The companies in the top 10 list generally defended their environmental record. They said they are proactively addressing methane leaks by replacing faulty equipment and running more efficient operations. They all suggested they have cleaned up their operations recently.

Halcón Resources, the worst offender in 2012, had high emissions in the East Texas basin that have since been rectified, Kelly Weber, director of corporate communications, said in an emailed response to questions. In 2013, the company reported 91 percent less emissions from the basin. She would not disclose why emissions were so high in 2012.

“Environmental stewardship is a top priority for Halcón Resources,” she said. “We continually strive to reduce emissions in all our operating areas.”

Some of the companies’ officials blamed EPA’s Greenhouse Gas Reporting Program database, which they said was rudimentary in 2012. It was only the second year EPA was collecting greenhouse gas information.

Farmer at Unit Corp. recounted the challenges he faced in getting a handle on the database. Initially, he was assigned software by his company that did not calculate methane emissions properly, he said. And when he input data into the reporting program, it spit out 10 to 100 errors, he said. When he finally hit submit, Farmer was proud of his efforts. Unit is far better than its peers at tracking its emissions, he said. So it was not so much that Unit was bad in 2012 — it was that other companies were worse.

“When I go to industry meetings and talk to other folks, they are still trying to get people to record when they vent a well,” he said. “They are not reporting any of that stuff, so therefore they are not calculating any of that stuff.”

Winter smog in Utah and Wyo.

Companies are proactively cutting leaks in Colorado, Ohio, Utah, Wyoming and Pennsylvania, where either law or the procedure for getting air permits requires emissions monitoring.
● ● ● ● ● ● ●
## WHAT YOU ARE ASKED TO DO
In the passage about methane emissions, how much less did Halcón Resources report emitting from the East Texas basin in 2013?

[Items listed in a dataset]
● ● ● ● ● ● ●
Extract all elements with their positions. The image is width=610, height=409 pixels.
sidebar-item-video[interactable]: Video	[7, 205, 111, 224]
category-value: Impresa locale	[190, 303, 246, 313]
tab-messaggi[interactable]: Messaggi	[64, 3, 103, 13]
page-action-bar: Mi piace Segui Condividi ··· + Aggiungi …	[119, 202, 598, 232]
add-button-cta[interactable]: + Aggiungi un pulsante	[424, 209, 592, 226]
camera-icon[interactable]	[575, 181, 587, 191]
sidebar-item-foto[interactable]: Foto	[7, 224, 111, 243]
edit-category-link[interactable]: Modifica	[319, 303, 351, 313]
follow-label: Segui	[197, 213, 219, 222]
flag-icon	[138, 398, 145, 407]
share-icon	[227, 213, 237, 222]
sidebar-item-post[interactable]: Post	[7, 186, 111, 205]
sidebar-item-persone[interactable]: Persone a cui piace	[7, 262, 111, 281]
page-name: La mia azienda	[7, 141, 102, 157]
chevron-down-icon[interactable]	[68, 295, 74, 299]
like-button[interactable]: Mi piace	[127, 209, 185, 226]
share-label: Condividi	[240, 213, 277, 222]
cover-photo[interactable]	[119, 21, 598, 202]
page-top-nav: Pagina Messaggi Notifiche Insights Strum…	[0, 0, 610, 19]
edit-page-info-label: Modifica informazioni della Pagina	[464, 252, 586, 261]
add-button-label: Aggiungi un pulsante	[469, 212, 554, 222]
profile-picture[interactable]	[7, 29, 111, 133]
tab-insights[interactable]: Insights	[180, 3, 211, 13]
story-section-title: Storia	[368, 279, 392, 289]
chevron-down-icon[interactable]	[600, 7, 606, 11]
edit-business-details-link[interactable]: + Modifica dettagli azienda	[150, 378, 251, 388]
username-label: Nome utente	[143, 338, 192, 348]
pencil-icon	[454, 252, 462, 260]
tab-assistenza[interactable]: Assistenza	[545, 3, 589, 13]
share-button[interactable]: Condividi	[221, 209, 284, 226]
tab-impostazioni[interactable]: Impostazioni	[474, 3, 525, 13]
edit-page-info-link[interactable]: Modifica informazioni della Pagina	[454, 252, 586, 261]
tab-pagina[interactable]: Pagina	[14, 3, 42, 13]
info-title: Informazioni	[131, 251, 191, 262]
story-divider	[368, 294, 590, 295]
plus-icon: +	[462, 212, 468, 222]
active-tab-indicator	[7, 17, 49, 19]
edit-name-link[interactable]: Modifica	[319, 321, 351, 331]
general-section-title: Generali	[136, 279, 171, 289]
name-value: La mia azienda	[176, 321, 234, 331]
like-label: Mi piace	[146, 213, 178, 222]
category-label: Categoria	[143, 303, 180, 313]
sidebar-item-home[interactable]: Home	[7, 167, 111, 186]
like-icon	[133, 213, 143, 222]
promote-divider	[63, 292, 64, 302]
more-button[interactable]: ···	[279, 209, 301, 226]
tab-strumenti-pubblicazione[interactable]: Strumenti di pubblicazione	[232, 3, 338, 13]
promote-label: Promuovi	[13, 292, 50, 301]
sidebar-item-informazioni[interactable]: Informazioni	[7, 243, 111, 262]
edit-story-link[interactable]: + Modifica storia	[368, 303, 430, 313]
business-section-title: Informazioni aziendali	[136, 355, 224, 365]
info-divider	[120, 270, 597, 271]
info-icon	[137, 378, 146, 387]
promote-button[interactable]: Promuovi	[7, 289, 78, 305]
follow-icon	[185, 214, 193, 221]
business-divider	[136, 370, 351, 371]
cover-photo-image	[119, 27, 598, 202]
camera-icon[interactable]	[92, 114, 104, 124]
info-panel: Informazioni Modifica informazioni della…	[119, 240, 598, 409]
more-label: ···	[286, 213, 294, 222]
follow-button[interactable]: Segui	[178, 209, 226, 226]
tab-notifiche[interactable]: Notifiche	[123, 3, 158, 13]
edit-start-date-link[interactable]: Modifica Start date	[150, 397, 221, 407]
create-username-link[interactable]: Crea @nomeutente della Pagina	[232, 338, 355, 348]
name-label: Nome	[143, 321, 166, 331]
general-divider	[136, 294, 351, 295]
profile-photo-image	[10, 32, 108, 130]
● ● ● ● ● ● ●
## REPLY
91 percent less.